Stated exercise
Extract every line of the material below and reproduce it faithfully.

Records

──────────

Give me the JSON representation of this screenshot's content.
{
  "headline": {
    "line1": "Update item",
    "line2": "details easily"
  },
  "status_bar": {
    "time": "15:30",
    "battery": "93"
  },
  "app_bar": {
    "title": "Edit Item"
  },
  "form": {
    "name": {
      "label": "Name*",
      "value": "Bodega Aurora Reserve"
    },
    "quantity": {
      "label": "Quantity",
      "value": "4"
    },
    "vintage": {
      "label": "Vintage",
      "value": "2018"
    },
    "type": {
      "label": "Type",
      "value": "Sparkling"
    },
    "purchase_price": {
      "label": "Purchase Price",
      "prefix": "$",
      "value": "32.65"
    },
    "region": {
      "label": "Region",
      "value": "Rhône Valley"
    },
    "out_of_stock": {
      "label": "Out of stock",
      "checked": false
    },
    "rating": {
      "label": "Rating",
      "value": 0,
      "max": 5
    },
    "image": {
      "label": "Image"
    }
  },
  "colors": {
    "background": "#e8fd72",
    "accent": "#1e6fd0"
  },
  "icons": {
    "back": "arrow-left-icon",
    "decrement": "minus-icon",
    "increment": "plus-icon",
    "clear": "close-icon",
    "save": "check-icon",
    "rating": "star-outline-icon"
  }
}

──────────

Reply to the task
Give me the JSON representation of this screenshot's content.
{
  "headline": {
    "line1": "Update item",
    "line2": "details easily"
  },
  "status_bar": {
    "time": "15:30",
    "battery": "93"
  },
  "app_bar": {
    "title": "Edit Item"
  },
  "form": {
    "name": {
      "label": "Name*",
      "value": "Bodega Aurora Reserve"
    },
    "quantity": {
      "label": "Quantity",
      "value": "4"
    },
    "vintage": {
      "label": "Vintage",
      "value": "2018"
    },
    "type": {
      "label": "Type",
      "value": "Sparkling"
    },
    "purchase_price": {
      "label": "Purchase Price",
      "prefix": "$",
      "value": "32.65"
    },
    "region": {
      "label": "Region",
      "value": "Rhône Valley"
    },
    "out_of_stock": {
      "label": "Out of stock",
      "checked": false
    },
    "rating": {
      "label": "Rating",
      "value": 0,
      "max": 5
    },
    "image": {
      "label": "Image"
    }
  },
  "colors": {
    "background": "#e8fd72",
    "accent": "#1e6fd0"
  },
  "icons": {
    "back": "arrow-left-icon",
    "decrement": "minus-icon",
    "increment": "plus-icon",
    "clear": "close-icon",
    "save": "check-icon",
    "rating": "star-outline-icon"
  }
}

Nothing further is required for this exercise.